### Task set
a: In the passage on BDNF and NeuN, what kind of neurons is NeuN said to be expressed in?
b: Continue the passage on BDNF and NeuN expression, starting after its last sentence.

### Passage shown
The BDNF is a member of the neurotrophin class of growth factors required for the normal development and maturation of specific brainstem centers involved in respiratory control, and therefore expressed in both inhibitory and excitatory neurons of the KFN during the biphasic breathing modulation in intrauterine life (23, 24). After birth, the BDNF is unexpressed in the KFN in human control newborns, while the positivity, as observed in SIDS cases, seems to hinder any ventilatory activity.

By contrast, the NeuN is a protein expressed in post-mitotic functional neurons (25). Then, the specific immunohistochemical method can be applied in neuropathological studies to highlight the physiological status of the neurons (26). While intense NeuN expression is shown by healthy neurons, a considerably reduced NeuN immunopositivity in postnatal life can be indicative of a degeneration of differentiated neurons.

### Data for analysis
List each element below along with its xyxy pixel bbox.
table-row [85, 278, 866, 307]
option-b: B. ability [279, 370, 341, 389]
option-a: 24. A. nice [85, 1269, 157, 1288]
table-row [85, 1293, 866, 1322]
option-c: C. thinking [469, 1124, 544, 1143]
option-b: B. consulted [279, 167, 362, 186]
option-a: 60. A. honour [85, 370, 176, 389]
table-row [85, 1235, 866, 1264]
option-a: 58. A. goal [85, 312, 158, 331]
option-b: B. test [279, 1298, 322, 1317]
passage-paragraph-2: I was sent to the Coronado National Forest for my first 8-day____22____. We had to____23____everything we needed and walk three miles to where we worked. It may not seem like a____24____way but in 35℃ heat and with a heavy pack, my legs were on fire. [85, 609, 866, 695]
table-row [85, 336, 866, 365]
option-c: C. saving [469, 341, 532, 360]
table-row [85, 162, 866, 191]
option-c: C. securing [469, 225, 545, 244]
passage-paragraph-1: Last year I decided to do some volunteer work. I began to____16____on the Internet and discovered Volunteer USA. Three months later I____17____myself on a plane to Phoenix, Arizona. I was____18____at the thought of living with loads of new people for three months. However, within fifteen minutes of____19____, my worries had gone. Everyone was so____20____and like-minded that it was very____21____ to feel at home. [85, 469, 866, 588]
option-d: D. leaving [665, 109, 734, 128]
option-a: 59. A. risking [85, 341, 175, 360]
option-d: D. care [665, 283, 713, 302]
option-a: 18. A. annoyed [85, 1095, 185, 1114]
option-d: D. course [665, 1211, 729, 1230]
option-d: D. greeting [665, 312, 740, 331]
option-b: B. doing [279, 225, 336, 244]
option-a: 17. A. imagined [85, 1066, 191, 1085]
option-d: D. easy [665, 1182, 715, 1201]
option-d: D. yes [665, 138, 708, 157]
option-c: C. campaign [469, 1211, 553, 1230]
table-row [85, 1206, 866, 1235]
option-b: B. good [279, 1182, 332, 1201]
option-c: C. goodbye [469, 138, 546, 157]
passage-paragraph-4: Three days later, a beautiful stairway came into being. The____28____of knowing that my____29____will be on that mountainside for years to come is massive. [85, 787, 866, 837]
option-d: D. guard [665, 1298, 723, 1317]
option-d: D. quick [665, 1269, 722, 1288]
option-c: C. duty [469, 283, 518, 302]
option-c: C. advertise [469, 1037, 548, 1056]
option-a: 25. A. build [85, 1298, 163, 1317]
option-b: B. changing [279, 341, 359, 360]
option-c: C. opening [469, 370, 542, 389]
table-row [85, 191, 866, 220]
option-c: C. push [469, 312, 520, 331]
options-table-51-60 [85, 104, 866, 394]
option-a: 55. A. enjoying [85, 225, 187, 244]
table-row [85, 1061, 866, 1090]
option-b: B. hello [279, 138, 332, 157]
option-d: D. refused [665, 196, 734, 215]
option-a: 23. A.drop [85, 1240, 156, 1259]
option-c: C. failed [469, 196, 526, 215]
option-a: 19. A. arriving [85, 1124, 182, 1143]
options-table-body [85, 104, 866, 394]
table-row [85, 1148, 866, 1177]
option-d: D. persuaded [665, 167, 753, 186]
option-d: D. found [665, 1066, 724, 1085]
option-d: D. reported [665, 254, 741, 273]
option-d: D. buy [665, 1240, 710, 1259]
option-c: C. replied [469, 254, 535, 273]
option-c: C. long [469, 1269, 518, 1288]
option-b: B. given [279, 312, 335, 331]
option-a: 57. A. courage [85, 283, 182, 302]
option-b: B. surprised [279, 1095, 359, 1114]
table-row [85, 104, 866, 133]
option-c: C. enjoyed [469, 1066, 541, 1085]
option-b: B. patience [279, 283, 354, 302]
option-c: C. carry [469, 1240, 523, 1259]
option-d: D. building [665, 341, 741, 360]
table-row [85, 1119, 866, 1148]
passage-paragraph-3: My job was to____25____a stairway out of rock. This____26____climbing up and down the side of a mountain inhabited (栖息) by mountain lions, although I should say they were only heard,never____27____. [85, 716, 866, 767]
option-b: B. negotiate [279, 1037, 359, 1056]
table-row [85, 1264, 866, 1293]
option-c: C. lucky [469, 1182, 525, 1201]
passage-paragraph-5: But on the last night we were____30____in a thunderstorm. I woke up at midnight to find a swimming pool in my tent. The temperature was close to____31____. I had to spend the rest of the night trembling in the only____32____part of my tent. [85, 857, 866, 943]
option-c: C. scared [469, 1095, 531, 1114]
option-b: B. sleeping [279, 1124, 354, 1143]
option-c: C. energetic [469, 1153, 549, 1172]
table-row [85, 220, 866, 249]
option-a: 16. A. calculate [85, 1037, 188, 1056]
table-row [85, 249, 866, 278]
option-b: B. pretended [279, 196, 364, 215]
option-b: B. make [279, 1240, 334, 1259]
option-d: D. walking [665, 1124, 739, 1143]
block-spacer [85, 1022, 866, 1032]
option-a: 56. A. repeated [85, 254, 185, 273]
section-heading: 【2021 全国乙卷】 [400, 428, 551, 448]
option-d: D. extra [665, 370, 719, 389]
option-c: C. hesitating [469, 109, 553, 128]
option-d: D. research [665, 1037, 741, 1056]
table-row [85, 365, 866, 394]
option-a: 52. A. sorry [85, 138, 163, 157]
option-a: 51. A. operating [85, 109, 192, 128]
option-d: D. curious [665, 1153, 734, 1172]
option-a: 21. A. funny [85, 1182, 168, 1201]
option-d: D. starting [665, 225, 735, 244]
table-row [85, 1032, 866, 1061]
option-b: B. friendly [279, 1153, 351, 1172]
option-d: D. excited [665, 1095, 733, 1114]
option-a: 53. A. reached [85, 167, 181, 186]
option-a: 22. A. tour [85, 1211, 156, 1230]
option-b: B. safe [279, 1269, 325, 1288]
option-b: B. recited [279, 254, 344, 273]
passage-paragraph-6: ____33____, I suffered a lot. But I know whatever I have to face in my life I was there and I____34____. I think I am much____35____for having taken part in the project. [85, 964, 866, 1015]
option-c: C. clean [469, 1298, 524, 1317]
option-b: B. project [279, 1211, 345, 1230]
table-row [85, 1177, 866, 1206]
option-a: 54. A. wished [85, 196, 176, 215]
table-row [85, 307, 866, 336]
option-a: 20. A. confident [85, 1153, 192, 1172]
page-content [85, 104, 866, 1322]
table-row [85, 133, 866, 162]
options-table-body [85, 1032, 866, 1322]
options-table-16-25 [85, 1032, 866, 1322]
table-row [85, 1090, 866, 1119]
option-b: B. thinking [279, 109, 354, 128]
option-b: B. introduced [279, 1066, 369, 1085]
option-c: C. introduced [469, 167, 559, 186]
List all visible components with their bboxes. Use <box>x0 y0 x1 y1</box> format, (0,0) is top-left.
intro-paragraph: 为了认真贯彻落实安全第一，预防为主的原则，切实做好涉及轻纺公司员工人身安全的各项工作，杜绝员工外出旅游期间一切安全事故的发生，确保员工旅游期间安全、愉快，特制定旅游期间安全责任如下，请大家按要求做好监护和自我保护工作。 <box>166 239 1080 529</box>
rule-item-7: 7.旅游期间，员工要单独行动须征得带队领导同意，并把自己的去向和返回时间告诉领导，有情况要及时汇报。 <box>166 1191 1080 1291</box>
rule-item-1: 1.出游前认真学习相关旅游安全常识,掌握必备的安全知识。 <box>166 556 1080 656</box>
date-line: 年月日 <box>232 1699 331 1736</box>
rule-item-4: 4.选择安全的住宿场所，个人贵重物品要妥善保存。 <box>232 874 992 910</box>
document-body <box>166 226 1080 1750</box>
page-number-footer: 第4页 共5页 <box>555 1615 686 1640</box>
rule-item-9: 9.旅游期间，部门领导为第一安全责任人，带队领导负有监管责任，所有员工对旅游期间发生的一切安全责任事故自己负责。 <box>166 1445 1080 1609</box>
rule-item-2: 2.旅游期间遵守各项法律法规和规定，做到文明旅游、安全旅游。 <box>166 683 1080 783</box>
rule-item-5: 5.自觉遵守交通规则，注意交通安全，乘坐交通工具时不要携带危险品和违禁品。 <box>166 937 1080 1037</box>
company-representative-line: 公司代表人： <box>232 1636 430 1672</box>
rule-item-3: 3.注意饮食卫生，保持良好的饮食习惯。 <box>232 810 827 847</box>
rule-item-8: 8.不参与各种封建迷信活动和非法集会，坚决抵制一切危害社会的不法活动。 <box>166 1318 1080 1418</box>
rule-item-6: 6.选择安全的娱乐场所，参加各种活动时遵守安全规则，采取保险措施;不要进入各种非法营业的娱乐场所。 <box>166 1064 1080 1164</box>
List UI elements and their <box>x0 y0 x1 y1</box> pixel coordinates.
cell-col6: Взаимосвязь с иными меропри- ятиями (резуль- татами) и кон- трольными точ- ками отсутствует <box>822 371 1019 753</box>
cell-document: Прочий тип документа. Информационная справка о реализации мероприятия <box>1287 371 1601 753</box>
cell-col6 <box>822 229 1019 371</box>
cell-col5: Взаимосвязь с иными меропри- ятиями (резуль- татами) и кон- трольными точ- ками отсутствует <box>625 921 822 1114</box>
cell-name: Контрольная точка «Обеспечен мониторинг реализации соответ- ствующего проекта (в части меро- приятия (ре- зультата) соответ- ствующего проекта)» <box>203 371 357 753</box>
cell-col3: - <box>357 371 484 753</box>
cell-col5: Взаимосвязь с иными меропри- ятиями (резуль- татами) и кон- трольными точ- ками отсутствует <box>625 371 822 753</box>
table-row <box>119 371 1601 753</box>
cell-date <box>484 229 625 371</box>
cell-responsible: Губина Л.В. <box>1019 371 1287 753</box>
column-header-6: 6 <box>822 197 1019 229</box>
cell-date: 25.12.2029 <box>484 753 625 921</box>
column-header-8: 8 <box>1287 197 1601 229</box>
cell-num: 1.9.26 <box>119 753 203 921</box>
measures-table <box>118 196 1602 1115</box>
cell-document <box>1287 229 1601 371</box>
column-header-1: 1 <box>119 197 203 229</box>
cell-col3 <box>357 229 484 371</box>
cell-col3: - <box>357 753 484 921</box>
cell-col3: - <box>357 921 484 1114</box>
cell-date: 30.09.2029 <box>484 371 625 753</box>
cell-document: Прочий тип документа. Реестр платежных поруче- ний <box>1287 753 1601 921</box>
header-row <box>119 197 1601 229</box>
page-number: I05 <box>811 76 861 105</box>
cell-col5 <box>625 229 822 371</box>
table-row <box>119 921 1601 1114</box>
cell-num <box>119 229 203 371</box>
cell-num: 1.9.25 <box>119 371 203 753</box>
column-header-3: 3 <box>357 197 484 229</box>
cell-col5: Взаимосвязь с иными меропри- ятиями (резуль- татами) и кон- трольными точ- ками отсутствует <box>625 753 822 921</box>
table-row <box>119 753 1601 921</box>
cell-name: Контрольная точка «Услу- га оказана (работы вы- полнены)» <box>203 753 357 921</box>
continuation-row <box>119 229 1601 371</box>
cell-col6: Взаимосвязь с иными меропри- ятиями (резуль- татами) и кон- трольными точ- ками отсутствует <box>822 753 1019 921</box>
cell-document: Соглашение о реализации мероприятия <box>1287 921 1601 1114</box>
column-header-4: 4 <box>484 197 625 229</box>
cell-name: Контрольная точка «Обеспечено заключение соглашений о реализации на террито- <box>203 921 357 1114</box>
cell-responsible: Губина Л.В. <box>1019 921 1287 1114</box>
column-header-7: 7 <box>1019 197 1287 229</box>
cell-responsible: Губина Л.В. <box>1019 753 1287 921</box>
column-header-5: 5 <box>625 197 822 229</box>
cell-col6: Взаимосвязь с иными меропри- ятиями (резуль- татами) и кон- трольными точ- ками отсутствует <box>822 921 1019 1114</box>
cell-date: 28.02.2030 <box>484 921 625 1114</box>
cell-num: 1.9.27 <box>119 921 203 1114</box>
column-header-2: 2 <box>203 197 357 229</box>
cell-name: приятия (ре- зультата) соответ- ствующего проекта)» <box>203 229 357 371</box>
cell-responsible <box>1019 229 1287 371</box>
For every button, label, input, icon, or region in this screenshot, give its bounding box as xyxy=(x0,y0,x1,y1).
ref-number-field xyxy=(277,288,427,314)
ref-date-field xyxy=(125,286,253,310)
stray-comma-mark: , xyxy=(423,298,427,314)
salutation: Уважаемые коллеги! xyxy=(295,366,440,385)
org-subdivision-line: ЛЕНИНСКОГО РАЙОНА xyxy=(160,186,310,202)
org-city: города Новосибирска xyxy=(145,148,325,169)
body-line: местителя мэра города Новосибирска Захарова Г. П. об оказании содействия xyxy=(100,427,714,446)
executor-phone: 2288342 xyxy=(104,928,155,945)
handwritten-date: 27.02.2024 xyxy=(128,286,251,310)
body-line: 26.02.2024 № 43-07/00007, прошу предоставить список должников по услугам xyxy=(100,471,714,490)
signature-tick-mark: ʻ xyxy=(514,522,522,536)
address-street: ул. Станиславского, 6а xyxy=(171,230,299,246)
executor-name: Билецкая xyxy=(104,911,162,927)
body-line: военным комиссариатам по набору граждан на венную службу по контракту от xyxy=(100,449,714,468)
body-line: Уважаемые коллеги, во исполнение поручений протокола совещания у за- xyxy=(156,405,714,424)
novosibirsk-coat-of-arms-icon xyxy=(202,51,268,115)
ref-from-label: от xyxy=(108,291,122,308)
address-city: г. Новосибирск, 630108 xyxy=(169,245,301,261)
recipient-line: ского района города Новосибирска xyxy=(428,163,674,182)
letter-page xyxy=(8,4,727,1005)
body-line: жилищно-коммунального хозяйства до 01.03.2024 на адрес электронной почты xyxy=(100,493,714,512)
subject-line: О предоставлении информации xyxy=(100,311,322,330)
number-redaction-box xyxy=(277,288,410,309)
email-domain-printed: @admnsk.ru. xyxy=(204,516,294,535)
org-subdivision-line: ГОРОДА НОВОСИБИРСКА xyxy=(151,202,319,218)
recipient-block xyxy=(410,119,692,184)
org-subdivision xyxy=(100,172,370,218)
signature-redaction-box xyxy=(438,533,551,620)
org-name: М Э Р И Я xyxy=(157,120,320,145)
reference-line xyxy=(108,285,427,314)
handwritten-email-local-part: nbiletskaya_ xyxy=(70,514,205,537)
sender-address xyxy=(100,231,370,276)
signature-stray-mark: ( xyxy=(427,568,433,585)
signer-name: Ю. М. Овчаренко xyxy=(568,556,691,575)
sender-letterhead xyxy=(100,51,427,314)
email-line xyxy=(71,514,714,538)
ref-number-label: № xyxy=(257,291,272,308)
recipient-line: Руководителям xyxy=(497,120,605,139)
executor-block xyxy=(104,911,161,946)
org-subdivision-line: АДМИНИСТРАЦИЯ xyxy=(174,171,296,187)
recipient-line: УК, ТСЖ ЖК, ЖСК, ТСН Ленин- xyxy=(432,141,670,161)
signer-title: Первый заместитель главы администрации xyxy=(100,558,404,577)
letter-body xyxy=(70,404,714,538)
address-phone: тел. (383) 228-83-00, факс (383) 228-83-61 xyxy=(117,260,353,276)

### Answers for the exercise
a: Post-mitotic functional neurons.

b:
Correlation of Findings with Nicotine Absorption

In general, morphological and functional brainstem abnormalities resulted significantly related to severe injuries, such as hypoxia. Indeed, the majority of mothers, and often also fathers, of infants with altered KFN development were found to be smokers, either by their own admission, or based on positivity of the cotinine test in the hair of the victims. In case of maternal smoking in pregnancy, carbon monoxide, a gaseous combustion product of nicotine, easily crosses the placental barrier by passive diffusion, and binds to fetal hemoglobin, so giving rise to carboxyhemoglobin (COHb). The same chemical bond occurs when an infant inhales considerable amounts of environmental smoke. COHb is not able to release oxygen into tissues, leading to a general hypoxic status (27). Besides, nicotine is one of the few lipid-soluble substances that can go beyond the blood–brain barrier and induce specific molecular alterations in the DNA, RNA, and antigenic proteins of the nervous cells (28, 29).

Conclusion

Based on these observations, I propose that during the first months of life, when a predisposed subject is particularly vulnerable, hypoxia can unexpectedly switch on again the ancestral fetal behavior designed to suspend respiration, being this as a non-essential activity, through a functional degeneration of the KF neurons and then a depression of the central respiratory control. This is a protective reflex in the womb but a rapidly fatal device in postnatal life.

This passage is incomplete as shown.